◆ **Problem**
All lines in the material containing the word "ribominus" need to be copied.

:: Records provided ::

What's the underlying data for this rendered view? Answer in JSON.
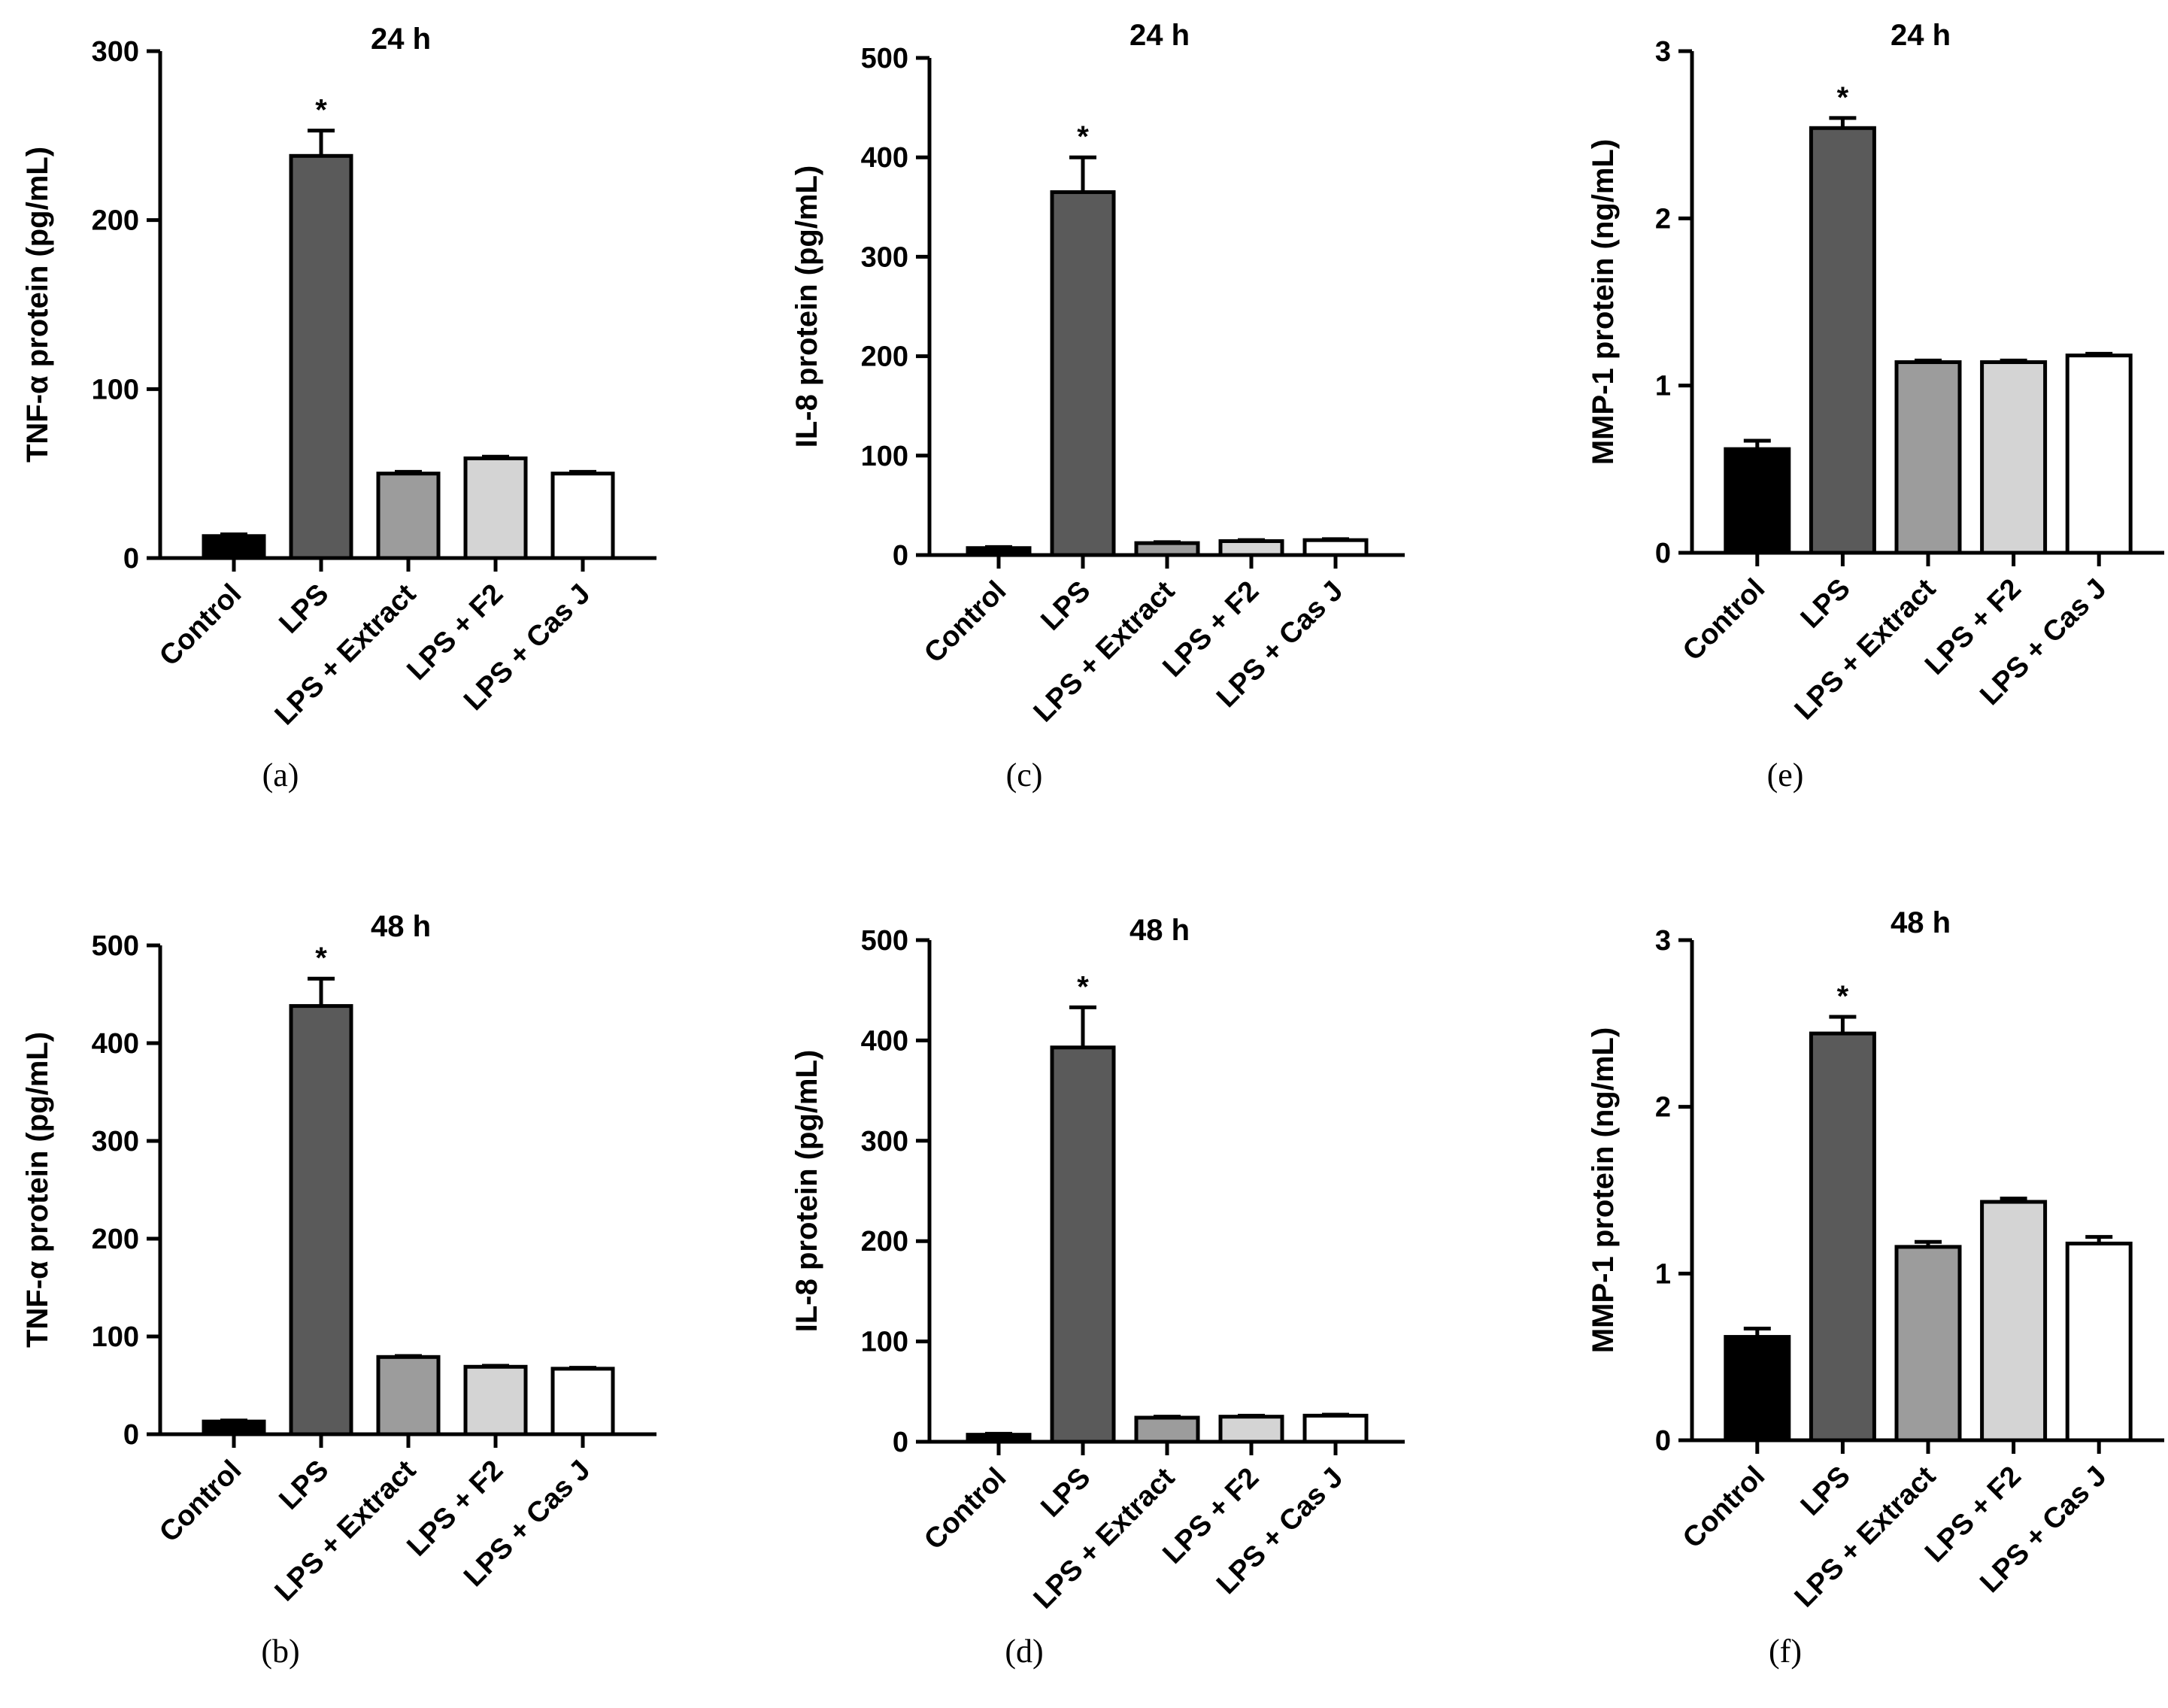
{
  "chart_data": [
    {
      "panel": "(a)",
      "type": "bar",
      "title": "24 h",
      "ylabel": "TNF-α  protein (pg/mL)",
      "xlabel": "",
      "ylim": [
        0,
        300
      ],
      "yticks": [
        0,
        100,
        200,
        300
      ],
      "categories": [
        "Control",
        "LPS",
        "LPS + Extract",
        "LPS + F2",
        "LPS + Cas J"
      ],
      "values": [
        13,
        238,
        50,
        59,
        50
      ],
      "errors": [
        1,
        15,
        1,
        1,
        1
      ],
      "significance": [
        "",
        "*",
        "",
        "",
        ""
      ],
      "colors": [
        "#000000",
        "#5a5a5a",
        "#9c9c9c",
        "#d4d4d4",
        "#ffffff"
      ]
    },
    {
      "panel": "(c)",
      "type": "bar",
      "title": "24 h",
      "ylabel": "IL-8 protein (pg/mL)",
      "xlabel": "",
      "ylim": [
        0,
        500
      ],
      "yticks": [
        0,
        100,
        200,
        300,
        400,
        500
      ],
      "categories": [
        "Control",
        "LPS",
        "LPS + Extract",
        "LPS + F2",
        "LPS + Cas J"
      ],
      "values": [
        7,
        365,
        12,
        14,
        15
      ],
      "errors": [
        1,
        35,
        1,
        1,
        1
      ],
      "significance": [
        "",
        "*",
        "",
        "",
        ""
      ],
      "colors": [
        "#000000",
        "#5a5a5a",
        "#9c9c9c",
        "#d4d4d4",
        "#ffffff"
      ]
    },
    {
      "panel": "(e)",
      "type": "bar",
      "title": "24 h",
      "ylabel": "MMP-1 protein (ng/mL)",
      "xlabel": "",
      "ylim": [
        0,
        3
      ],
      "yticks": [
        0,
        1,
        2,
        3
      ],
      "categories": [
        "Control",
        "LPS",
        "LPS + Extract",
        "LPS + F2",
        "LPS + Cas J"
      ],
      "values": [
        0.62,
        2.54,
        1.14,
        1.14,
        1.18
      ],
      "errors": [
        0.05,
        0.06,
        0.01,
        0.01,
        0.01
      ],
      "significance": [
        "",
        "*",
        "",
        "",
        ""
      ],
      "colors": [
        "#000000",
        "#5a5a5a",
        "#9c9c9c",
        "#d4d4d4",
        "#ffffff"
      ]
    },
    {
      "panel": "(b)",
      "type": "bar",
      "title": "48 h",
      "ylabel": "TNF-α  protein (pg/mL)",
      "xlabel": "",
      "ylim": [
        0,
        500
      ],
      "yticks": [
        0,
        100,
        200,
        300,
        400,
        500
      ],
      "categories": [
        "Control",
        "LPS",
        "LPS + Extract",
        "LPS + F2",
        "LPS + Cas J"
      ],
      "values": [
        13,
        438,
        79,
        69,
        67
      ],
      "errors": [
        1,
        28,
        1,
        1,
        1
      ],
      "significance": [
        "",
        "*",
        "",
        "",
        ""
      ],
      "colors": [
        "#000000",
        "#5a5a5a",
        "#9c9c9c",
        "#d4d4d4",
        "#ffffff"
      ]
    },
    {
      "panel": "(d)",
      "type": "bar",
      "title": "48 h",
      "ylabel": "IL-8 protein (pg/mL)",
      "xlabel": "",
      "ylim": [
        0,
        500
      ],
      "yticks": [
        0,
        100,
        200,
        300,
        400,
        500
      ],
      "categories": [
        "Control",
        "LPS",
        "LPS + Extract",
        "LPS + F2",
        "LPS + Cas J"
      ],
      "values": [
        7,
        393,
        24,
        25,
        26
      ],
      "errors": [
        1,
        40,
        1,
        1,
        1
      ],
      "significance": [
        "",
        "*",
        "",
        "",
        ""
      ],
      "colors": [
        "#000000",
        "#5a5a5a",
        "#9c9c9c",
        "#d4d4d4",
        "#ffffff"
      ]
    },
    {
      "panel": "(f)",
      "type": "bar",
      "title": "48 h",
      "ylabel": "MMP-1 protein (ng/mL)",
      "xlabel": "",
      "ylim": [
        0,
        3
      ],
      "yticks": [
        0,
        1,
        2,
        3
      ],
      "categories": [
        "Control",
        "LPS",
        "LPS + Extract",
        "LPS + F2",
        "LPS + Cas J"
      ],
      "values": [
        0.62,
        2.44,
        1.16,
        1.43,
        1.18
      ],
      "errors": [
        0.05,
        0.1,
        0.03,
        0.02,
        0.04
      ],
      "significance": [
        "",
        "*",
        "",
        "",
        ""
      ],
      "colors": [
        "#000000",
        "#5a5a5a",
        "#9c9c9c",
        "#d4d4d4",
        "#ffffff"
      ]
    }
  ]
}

:::
:: Records provided ::

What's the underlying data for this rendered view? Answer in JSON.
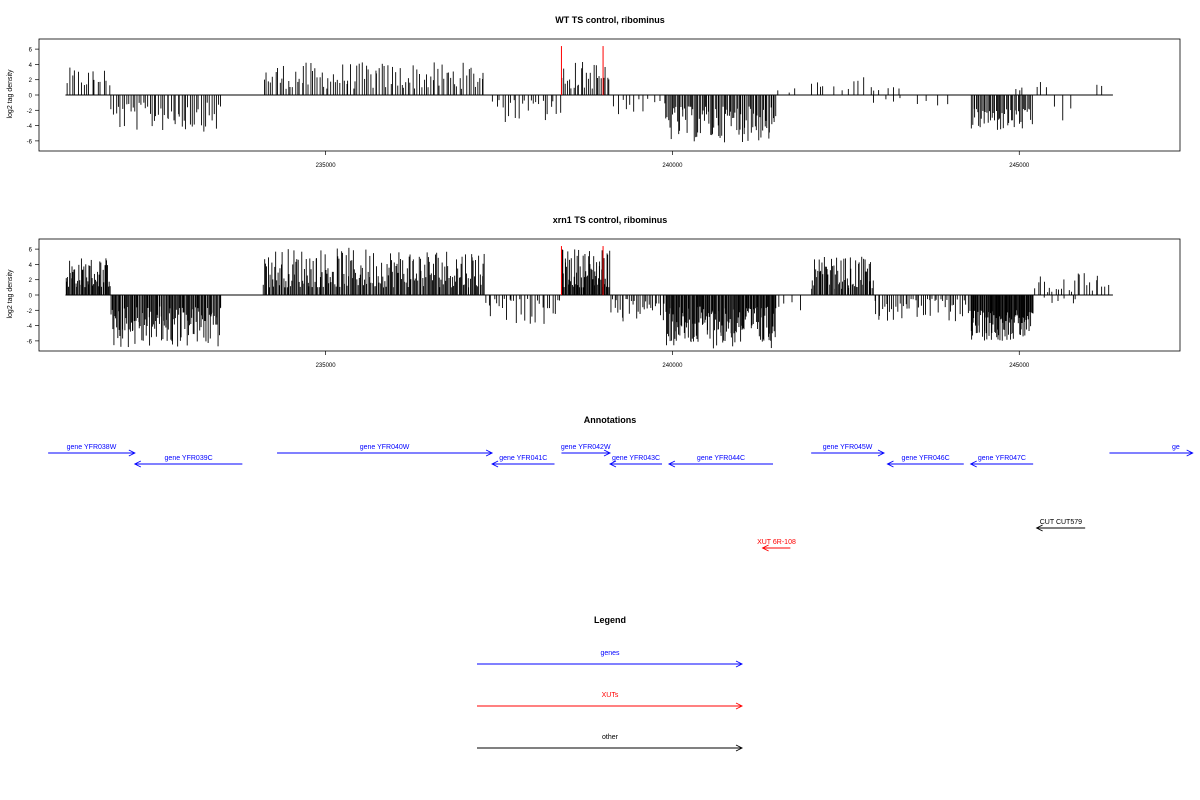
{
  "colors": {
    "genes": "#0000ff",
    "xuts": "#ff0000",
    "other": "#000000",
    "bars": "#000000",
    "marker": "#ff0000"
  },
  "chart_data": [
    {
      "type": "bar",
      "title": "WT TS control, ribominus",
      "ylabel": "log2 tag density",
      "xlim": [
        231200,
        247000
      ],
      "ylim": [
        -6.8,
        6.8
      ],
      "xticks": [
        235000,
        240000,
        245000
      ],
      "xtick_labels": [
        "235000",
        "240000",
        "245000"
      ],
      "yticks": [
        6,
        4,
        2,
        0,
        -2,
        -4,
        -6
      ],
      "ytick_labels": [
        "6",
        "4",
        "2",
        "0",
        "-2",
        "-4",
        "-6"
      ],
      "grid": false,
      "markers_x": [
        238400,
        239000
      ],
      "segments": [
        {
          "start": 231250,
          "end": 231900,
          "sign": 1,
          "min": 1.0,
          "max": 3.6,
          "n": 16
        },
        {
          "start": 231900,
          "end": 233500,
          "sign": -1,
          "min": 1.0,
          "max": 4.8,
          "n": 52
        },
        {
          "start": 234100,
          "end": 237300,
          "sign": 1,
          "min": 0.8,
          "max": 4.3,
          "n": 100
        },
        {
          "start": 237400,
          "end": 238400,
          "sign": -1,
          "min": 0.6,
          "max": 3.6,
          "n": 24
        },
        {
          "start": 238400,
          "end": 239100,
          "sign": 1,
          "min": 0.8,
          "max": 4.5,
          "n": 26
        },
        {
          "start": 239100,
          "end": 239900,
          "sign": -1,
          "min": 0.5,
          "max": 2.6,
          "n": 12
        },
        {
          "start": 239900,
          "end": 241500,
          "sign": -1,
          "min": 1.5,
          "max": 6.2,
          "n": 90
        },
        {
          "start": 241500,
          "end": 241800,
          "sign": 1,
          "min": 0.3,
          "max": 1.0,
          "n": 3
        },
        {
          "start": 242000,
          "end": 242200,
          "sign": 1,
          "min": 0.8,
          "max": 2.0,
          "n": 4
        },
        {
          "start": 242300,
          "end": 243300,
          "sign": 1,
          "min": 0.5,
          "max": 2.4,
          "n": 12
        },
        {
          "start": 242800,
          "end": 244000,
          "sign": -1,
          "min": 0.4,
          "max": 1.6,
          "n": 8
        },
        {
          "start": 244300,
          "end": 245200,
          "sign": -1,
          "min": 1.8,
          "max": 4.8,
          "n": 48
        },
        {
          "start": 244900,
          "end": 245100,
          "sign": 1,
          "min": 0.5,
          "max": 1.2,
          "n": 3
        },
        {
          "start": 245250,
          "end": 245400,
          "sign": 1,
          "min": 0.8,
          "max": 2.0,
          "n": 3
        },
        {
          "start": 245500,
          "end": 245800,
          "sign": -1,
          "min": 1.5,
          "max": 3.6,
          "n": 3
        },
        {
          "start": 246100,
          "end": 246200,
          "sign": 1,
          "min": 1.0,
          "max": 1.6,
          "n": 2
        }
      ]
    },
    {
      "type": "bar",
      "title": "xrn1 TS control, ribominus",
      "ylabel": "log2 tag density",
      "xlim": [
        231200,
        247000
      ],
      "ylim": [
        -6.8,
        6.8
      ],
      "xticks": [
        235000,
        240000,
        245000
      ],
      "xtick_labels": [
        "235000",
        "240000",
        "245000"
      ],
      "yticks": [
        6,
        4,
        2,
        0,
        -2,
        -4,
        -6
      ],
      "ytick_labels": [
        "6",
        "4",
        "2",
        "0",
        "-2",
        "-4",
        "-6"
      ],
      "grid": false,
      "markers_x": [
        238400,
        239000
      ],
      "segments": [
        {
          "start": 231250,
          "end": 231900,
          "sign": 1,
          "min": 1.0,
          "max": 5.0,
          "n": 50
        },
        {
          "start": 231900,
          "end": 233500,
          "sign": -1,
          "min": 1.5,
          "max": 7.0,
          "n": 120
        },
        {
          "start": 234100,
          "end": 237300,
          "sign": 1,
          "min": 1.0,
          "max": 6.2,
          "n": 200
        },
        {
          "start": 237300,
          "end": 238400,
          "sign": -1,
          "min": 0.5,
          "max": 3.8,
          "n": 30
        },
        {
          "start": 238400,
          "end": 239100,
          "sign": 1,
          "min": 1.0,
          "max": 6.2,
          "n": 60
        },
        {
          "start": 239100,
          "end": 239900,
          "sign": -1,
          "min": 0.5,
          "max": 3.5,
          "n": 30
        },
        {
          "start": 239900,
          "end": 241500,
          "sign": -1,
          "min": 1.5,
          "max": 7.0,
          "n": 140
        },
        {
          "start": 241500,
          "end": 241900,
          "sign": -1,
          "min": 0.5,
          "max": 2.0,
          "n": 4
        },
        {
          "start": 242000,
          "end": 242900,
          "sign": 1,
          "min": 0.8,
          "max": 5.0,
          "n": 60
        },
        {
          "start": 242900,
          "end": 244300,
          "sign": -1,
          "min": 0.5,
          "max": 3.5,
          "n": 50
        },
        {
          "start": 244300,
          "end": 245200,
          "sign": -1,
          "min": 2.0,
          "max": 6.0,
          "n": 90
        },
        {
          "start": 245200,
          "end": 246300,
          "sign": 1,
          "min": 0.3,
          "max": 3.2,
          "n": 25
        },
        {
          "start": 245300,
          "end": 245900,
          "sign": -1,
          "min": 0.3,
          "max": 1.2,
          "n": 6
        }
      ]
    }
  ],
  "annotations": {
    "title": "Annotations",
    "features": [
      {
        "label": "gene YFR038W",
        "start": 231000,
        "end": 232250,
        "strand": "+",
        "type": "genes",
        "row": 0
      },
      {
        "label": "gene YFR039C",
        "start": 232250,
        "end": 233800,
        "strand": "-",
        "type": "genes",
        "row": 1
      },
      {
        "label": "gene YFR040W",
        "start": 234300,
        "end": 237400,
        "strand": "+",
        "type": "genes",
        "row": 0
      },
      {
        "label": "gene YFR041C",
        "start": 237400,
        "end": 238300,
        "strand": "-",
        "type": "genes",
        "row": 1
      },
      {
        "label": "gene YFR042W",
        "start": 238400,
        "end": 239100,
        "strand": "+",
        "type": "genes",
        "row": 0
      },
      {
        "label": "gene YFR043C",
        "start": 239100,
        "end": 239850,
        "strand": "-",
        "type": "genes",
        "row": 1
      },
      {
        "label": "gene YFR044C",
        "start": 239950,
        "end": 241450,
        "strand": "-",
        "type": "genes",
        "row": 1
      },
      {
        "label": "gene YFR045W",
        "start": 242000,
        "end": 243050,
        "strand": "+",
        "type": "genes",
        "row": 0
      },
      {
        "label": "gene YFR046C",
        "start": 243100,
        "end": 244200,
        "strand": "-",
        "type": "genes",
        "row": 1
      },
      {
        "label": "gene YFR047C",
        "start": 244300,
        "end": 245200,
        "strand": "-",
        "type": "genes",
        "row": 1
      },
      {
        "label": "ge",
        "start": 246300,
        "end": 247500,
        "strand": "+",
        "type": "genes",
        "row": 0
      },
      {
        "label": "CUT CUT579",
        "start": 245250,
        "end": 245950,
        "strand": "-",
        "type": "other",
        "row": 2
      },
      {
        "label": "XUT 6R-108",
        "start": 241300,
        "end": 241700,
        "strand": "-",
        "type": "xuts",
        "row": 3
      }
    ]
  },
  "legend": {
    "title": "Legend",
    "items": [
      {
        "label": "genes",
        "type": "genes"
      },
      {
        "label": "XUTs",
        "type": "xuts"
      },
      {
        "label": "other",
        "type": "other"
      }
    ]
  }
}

:::

◆ **Task result**
      "title": "WT TS control, ribominus",
      "title": "xrn1 TS control, ribominus",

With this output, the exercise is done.